- **Set problem**
In the material below, count the lines with the word "webconfig" and state that number only.

==============================

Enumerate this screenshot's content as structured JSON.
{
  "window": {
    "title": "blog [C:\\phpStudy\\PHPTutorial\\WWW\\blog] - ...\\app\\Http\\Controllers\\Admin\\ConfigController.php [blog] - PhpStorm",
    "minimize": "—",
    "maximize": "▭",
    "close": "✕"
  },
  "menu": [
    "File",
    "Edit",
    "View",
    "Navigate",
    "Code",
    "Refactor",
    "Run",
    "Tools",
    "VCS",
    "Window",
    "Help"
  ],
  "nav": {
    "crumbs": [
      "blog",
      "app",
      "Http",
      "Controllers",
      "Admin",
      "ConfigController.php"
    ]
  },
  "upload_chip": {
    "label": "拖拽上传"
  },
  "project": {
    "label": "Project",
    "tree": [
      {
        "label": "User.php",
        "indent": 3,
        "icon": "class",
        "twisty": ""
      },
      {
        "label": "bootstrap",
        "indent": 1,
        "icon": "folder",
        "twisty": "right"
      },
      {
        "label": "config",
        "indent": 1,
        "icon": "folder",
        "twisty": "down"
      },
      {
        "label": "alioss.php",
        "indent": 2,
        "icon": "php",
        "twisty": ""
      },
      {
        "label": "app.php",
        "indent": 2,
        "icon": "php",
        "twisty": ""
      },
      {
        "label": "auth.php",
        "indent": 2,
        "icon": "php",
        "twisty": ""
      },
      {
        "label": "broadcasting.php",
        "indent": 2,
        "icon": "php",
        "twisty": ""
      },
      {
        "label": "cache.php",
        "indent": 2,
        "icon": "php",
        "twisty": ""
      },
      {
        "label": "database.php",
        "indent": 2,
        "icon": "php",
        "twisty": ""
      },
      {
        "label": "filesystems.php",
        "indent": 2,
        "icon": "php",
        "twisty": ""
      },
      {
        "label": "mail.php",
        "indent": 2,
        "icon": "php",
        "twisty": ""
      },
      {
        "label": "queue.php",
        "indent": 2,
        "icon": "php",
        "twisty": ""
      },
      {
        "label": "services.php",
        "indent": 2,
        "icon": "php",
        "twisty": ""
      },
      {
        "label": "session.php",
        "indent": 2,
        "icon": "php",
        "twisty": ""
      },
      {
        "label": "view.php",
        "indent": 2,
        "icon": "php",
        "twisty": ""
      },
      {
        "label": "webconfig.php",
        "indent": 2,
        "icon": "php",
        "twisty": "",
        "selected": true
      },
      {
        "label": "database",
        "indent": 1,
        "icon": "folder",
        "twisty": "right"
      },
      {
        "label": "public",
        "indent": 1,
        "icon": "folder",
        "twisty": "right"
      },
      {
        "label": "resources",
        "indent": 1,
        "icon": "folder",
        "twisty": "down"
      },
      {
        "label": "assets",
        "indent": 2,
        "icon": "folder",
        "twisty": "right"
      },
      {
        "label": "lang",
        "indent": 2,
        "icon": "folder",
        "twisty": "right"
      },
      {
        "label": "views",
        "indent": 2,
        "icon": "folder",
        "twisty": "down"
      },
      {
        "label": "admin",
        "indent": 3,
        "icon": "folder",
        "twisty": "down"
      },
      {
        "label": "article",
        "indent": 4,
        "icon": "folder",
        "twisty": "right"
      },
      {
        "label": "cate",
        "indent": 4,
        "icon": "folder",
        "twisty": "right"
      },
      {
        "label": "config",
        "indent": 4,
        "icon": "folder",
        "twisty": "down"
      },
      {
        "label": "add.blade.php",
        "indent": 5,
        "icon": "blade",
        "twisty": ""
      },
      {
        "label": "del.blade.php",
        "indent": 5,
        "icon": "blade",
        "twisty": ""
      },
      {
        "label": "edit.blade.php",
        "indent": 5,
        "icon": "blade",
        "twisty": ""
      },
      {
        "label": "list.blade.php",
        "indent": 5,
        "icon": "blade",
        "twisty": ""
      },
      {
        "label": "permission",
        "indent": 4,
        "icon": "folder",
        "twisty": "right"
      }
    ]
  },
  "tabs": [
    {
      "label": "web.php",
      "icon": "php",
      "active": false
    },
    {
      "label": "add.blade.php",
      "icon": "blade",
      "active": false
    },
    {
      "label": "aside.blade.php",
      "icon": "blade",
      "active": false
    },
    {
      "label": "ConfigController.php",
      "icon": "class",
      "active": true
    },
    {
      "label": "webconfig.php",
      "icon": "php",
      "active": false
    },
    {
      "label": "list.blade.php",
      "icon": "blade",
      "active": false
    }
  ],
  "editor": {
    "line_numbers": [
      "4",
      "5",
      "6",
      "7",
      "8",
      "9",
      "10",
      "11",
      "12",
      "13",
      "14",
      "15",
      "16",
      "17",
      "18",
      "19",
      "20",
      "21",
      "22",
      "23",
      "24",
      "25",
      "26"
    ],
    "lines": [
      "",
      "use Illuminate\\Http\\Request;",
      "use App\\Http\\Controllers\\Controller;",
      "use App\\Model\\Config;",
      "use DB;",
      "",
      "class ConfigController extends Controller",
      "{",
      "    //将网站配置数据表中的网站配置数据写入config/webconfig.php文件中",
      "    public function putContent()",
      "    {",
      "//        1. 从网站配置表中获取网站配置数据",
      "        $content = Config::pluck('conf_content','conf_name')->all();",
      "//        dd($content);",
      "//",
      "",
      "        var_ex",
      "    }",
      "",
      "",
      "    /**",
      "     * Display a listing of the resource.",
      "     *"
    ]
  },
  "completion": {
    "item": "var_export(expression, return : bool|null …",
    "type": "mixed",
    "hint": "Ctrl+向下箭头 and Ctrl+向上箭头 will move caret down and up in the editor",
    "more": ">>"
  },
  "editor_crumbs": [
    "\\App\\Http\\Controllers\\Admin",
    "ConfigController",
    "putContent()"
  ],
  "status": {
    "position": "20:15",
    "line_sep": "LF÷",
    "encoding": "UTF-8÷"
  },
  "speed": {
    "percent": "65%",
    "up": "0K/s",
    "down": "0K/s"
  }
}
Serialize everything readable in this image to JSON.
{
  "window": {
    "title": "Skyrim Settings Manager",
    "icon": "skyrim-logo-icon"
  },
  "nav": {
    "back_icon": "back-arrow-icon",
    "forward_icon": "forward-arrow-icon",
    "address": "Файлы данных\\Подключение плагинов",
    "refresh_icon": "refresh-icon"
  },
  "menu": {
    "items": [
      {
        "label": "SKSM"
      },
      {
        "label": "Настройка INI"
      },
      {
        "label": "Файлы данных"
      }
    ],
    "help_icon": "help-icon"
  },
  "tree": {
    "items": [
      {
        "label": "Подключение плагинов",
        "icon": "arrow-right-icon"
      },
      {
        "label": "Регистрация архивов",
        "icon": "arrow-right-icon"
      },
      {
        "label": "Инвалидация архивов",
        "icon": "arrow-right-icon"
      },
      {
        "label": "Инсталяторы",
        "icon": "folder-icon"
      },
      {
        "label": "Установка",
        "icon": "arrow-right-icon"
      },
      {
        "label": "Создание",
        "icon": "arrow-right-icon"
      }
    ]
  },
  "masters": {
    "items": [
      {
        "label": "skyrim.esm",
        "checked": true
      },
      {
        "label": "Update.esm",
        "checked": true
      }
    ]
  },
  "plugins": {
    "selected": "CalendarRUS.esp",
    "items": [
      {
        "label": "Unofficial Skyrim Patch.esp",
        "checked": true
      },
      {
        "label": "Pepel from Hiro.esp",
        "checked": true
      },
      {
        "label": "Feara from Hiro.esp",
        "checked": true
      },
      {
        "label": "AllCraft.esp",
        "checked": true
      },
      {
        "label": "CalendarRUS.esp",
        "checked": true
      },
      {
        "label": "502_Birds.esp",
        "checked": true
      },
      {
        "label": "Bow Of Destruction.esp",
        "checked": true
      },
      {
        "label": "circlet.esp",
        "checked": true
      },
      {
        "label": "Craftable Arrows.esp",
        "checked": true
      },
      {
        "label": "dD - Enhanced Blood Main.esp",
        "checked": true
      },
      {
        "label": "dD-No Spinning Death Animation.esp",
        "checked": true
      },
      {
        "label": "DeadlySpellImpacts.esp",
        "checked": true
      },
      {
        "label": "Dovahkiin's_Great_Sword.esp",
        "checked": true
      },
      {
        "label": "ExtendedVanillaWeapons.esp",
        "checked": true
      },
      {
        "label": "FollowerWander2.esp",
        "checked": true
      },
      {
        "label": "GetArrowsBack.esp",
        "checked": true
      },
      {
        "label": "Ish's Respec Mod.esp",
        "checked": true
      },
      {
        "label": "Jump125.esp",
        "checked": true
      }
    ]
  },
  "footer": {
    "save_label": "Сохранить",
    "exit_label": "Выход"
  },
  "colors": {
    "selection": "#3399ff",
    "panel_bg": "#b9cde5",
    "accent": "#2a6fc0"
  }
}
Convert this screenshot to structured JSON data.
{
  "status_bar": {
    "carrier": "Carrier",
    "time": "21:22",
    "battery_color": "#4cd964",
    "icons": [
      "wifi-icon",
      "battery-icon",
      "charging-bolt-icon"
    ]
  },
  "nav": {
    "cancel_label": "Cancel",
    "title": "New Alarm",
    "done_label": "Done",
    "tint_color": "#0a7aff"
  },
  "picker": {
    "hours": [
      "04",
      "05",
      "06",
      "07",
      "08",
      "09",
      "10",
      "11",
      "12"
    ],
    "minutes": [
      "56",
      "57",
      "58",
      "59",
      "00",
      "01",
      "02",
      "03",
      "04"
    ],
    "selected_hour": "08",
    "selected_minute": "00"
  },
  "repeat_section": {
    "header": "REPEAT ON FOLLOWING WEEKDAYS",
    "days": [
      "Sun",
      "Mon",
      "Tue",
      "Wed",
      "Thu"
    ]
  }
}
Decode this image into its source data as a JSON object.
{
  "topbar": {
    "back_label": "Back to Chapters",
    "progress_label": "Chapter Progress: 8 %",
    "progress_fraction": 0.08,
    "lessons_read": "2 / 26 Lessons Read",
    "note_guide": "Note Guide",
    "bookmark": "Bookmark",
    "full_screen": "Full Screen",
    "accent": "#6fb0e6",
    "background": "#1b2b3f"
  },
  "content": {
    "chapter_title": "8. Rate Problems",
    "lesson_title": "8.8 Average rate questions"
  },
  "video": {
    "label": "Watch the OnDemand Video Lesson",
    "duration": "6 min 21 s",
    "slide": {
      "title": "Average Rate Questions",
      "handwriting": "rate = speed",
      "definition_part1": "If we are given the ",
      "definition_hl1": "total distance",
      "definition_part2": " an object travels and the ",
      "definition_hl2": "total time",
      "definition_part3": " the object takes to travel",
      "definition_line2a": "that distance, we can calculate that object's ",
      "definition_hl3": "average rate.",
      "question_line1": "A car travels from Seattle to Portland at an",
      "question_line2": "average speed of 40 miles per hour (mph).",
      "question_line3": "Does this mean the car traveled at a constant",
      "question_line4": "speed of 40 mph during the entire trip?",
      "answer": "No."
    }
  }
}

==============================

- **Output of the exercise**
3